[[ Source records, beginning ]]
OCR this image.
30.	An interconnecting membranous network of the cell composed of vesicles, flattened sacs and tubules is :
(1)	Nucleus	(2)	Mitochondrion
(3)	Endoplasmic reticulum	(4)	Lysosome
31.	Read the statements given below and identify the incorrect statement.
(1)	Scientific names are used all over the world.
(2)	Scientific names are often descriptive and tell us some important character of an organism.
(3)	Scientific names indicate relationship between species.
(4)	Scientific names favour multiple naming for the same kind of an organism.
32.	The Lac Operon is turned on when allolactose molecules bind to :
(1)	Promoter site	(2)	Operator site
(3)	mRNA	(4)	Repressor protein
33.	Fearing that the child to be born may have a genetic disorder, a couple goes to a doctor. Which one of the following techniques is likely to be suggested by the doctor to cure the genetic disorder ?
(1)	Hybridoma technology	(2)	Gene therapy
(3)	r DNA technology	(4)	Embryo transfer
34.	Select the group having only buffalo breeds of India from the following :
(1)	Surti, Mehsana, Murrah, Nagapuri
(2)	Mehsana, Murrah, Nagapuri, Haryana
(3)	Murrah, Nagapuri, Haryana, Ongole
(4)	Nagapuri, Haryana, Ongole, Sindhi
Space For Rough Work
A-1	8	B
[[ Source records, end ]]
## Your task:
Check each line of the entries for "Scientific" and copy those that have it.

## Solution for this problem:
(1)	Scientific names are used all over the world.
(2)	Scientific names are often descriptive and tell us some important character of an organism.
(3)	Scientific names indicate relationship between species.
(4)	Scientific names favour multiple naming for the same kind of an organism.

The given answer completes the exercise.